[Extracted data entries]

========================================

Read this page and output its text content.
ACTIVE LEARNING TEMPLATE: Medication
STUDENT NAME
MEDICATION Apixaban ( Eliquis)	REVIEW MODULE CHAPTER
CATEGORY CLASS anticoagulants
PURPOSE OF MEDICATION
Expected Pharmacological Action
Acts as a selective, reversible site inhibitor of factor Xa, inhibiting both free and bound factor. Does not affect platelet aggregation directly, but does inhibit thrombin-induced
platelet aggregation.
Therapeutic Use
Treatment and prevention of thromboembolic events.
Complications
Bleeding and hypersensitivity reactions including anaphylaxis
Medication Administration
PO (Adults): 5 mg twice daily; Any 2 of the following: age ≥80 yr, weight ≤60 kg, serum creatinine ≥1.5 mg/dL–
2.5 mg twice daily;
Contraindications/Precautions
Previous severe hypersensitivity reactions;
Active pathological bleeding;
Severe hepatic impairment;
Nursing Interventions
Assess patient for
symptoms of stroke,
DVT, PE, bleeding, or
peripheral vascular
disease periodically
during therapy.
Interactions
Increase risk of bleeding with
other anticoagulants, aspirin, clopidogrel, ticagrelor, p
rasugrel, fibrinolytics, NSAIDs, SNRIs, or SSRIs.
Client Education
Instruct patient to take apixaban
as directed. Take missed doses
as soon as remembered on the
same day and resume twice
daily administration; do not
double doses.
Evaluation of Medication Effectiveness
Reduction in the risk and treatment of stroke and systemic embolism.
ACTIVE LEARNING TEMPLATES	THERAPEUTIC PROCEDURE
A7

========================================

What you are asked to do: Pick out the lines above containing the word "risk", then copy them.

Complete response:
Increase risk of bleeding with
Reduction in the risk and treatment of stroke and systemic embolism.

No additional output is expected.